- _YOUR OBJECTIVE_:
Only lines holding the string "было" are wanted; copy each one from the material.

BEGIN

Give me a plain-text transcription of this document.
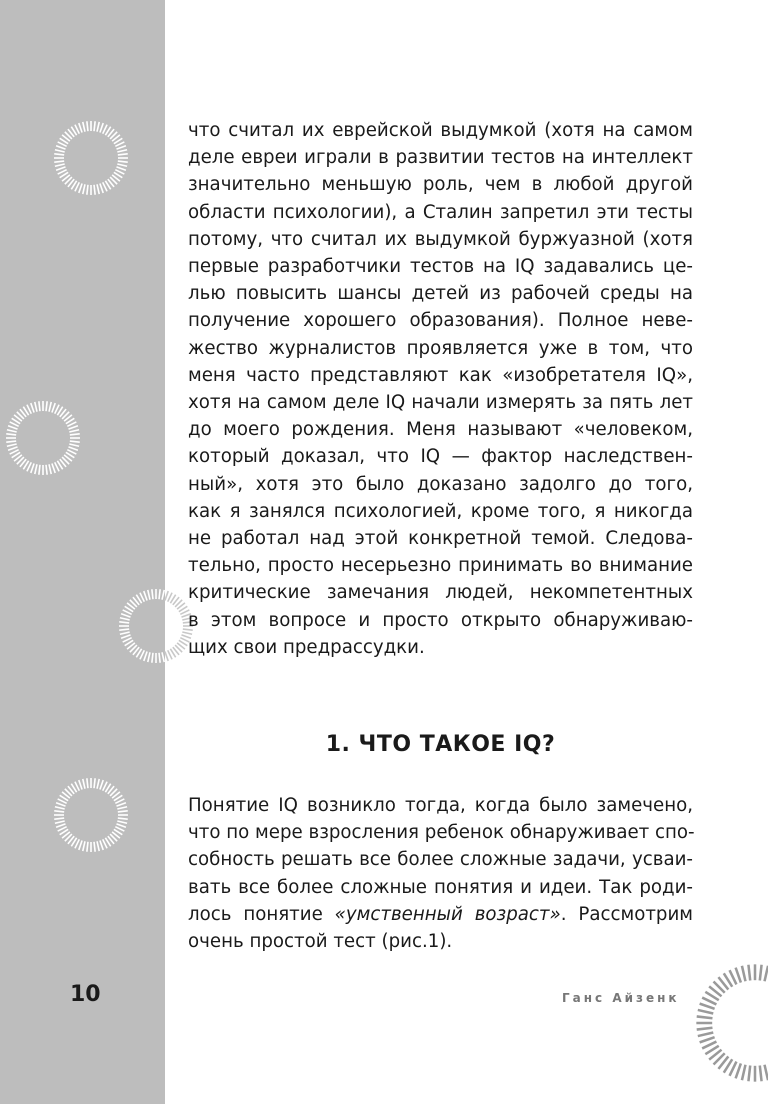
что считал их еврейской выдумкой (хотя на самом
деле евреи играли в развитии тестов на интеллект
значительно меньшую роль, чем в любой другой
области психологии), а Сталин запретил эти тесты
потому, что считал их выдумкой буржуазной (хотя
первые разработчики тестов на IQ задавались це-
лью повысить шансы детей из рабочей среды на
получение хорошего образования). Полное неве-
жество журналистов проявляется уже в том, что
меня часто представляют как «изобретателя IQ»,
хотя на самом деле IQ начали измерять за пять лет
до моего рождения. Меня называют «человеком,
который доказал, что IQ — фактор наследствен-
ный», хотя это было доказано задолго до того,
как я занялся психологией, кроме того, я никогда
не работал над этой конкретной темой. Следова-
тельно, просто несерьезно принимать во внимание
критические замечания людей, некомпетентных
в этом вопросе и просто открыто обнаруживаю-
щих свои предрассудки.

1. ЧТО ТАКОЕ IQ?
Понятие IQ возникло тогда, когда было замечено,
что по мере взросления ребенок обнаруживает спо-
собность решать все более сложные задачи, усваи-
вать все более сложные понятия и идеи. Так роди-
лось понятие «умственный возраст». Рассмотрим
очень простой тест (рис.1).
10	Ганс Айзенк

END

- _SOLUTION BELOW_:
ный», хотя это было доказано задолго до того,
Понятие IQ возникло тогда, когда было замечено,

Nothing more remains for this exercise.